Exclude the pictures, then repeat the remaining data exactly.
***
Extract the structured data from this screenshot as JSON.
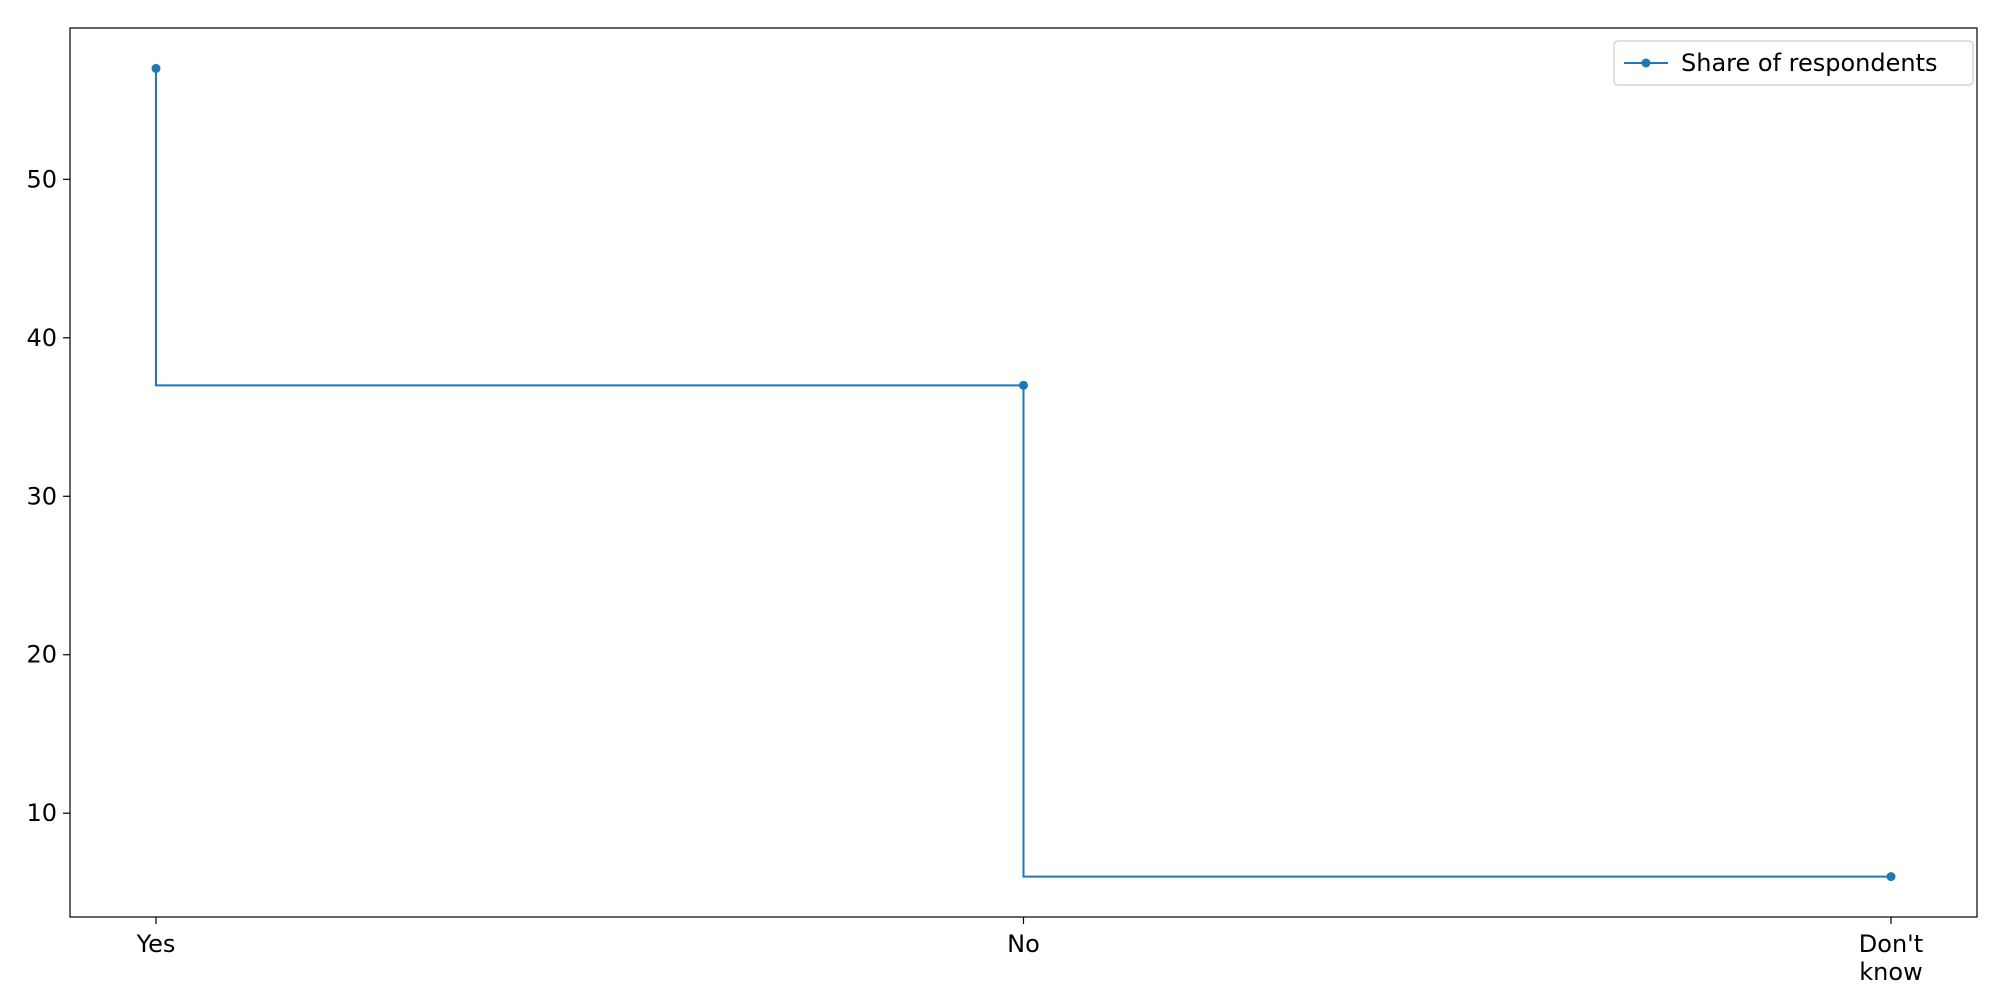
{
  "chart_data": {
    "type": "line",
    "step": "pre",
    "categories": [
      "Yes",
      "No",
      "Don't\nknow"
    ],
    "series": [
      {
        "name": "Share of respondents",
        "values": [
          57,
          37,
          6
        ],
        "color": "#1f77b4",
        "marker": "circle"
      }
    ],
    "yticks": [
      10,
      20,
      30,
      40,
      50
    ],
    "ylim": [
      3.45,
      59.55
    ],
    "grid": false,
    "legend": "top-right",
    "title": "",
    "xlabel": "",
    "ylabel": ""
  }
}
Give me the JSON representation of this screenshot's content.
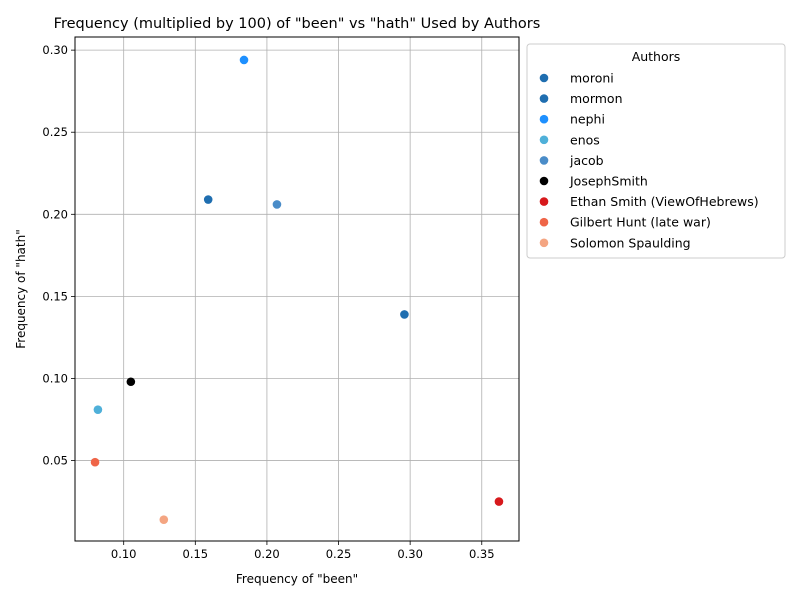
{
  "chart_data": {
    "type": "scatter",
    "title": "Frequency (multiplied by 100) of \"been\" vs \"hath\" Used by Authors",
    "xlabel": "Frequency of \"been\"",
    "ylabel": "Frequency of \"hath\"",
    "xlim": [
      0.066,
      0.376
    ],
    "ylim": [
      0.001,
      0.308
    ],
    "xticks": [
      0.1,
      0.15,
      0.2,
      0.25,
      0.3,
      0.35
    ],
    "yticks": [
      0.05,
      0.1,
      0.15,
      0.2,
      0.25,
      0.3
    ],
    "xtick_labels": [
      "0.10",
      "0.15",
      "0.20",
      "0.25",
      "0.30",
      "0.35"
    ],
    "ytick_labels": [
      "0.05",
      "0.10",
      "0.15",
      "0.20",
      "0.25",
      "0.30"
    ],
    "grid": true,
    "legend_title": "Authors",
    "legend_placement": "outside-upper-right",
    "series": [
      {
        "name": "moroni",
        "color": "#1f6eb0",
        "points": [
          [
            0.296,
            0.139
          ]
        ]
      },
      {
        "name": "mormon",
        "color": "#1f6eb0",
        "points": [
          [
            0.159,
            0.209
          ]
        ]
      },
      {
        "name": "nephi",
        "color": "#1e90ff",
        "points": [
          [
            0.184,
            0.294
          ]
        ]
      },
      {
        "name": "enos",
        "color": "#4fb0d9",
        "points": [
          [
            0.082,
            0.081
          ]
        ]
      },
      {
        "name": "jacob",
        "color": "#4a8cc8",
        "points": [
          [
            0.207,
            0.206
          ]
        ]
      },
      {
        "name": "JosephSmith",
        "color": "#000000",
        "points": [
          [
            0.105,
            0.098
          ]
        ]
      },
      {
        "name": "Ethan Smith (ViewOfHebrews)",
        "color": "#d7191c",
        "points": [
          [
            0.362,
            0.025
          ]
        ]
      },
      {
        "name": "Gilbert Hunt (late war)",
        "color": "#ef6548",
        "points": [
          [
            0.08,
            0.049
          ]
        ]
      },
      {
        "name": "Solomon Spaulding",
        "color": "#f4a582",
        "points": [
          [
            0.128,
            0.014
          ]
        ]
      }
    ]
  }
}
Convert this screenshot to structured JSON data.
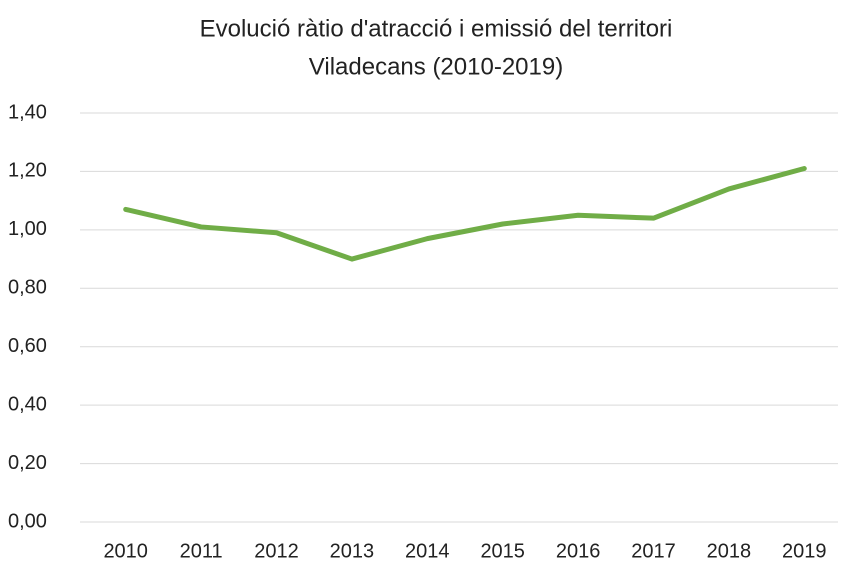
{
  "chart_data": {
    "type": "line",
    "title": [
      "Evolució ràtio d'atracció i emissió del territori",
      "Viladecans (2010-2019)"
    ],
    "categories": [
      "2010",
      "2011",
      "2012",
      "2013",
      "2014",
      "2015",
      "2016",
      "2017",
      "2018",
      "2019"
    ],
    "values": [
      1.07,
      1.01,
      0.99,
      0.9,
      0.97,
      1.02,
      1.05,
      1.04,
      1.14,
      1.21
    ],
    "color": "#70ad47",
    "ylim": [
      0,
      1.4
    ],
    "yticks": [
      {
        "value": 0,
        "label": "0,00"
      },
      {
        "value": 0.2,
        "label": "0,20"
      },
      {
        "value": 0.4,
        "label": "0,40"
      },
      {
        "value": 0.6,
        "label": "0,60"
      },
      {
        "value": 0.8,
        "label": "0,80"
      },
      {
        "value": 1.0,
        "label": "1,00"
      },
      {
        "value": 1.2,
        "label": "1,20"
      },
      {
        "value": 1.4,
        "label": "1,40"
      }
    ],
    "grid": true
  }
}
***
= Solution to this task =
Extract the structured data from this screenshot as JSON.
{
  "chart_data": {
    "type": "line",
    "step": "pre",
    "categories": [
      "Yes",
      "No",
      "Don't\nknow"
    ],
    "series": [
      {
        "name": "Share of respondents",
        "values": [
          57,
          37,
          6
        ],
        "color": "#1f77b4",
        "marker": "circle"
      }
    ],
    "yticks": [
      10,
      20,
      30,
      40,
      50
    ],
    "ylim": [
      3.45,
      59.55
    ],
    "grid": false,
    "legend": "top-right",
    "title": "",
    "xlabel": "",
    "ylabel": ""
  }
}
Give me the JSON representation of this screenshot's content.
{
  "chart_data": {
    "type": "scatter",
    "title": "Frequency (multiplied by 100) of \"been\" vs \"hath\" Used by Authors",
    "xlabel": "Frequency of \"been\"",
    "ylabel": "Frequency of \"hath\"",
    "xlim": [
      0.066,
      0.376
    ],
    "ylim": [
      0.001,
      0.308
    ],
    "xticks": [
      0.1,
      0.15,
      0.2,
      0.25,
      0.3,
      0.35
    ],
    "yticks": [
      0.05,
      0.1,
      0.15,
      0.2,
      0.25,
      0.3
    ],
    "xtick_labels": [
      "0.10",
      "0.15",
      "0.20",
      "0.25",
      "0.30",
      "0.35"
    ],
    "ytick_labels": [
      "0.05",
      "0.10",
      "0.15",
      "0.20",
      "0.25",
      "0.30"
    ],
    "grid": true,
    "legend_title": "Authors",
    "legend_placement": "outside-upper-right",
    "series": [
      {
        "name": "moroni",
        "color": "#1f6eb0",
        "points": [
          [
            0.296,
            0.139
          ]
        ]
      },
      {
        "name": "mormon",
        "color": "#1f6eb0",
        "points": [
          [
            0.159,
            0.209
          ]
        ]
      },
      {
        "name": "nephi",
        "color": "#1e90ff",
        "points": [
          [
            0.184,
            0.294
          ]
        ]
      },
      {
        "name": "enos",
        "color": "#4fb0d9",
        "points": [
          [
            0.082,
            0.081
          ]
        ]
      },
      {
        "name": "jacob",
        "color": "#4a8cc8",
        "points": [
          [
            0.207,
            0.206
          ]
        ]
      },
      {
        "name": "JosephSmith",
        "color": "#000000",
        "points": [
          [
            0.105,
            0.098
          ]
        ]
      },
      {
        "name": "Ethan Smith (ViewOfHebrews)",
        "color": "#d7191c",
        "points": [
          [
            0.362,
            0.025
          ]
        ]
      },
      {
        "name": "Gilbert Hunt (late war)",
        "color": "#ef6548",
        "points": [
          [
            0.08,
            0.049
          ]
        ]
      },
      {
        "name": "Solomon Spaulding",
        "color": "#f4a582",
        "points": [
          [
            0.128,
            0.014
          ]
        ]
      }
    ]
  }
}
Convert this screenshot to structured JSON data.
{
  "chart_data": {
    "type": "line",
    "title": [
      "Evolució ràtio d'atracció i emissió del territori",
      "Viladecans (2010-2019)"
    ],
    "categories": [
      "2010",
      "2011",
      "2012",
      "2013",
      "2014",
      "2015",
      "2016",
      "2017",
      "2018",
      "2019"
    ],
    "values": [
      1.07,
      1.01,
      0.99,
      0.9,
      0.97,
      1.02,
      1.05,
      1.04,
      1.14,
      1.21
    ],
    "color": "#70ad47",
    "ylim": [
      0,
      1.4
    ],
    "yticks": [
      {
        "value": 0,
        "label": "0,00"
      },
      {
        "value": 0.2,
        "label": "0,20"
      },
      {
        "value": 0.4,
        "label": "0,40"
      },
      {
        "value": 0.6,
        "label": "0,60"
      },
      {
        "value": 0.8,
        "label": "0,80"
      },
      {
        "value": 1.0,
        "label": "1,00"
      },
      {
        "value": 1.2,
        "label": "1,20"
      },
      {
        "value": 1.4,
        "label": "1,40"
      }
    ],
    "grid": true
  }
}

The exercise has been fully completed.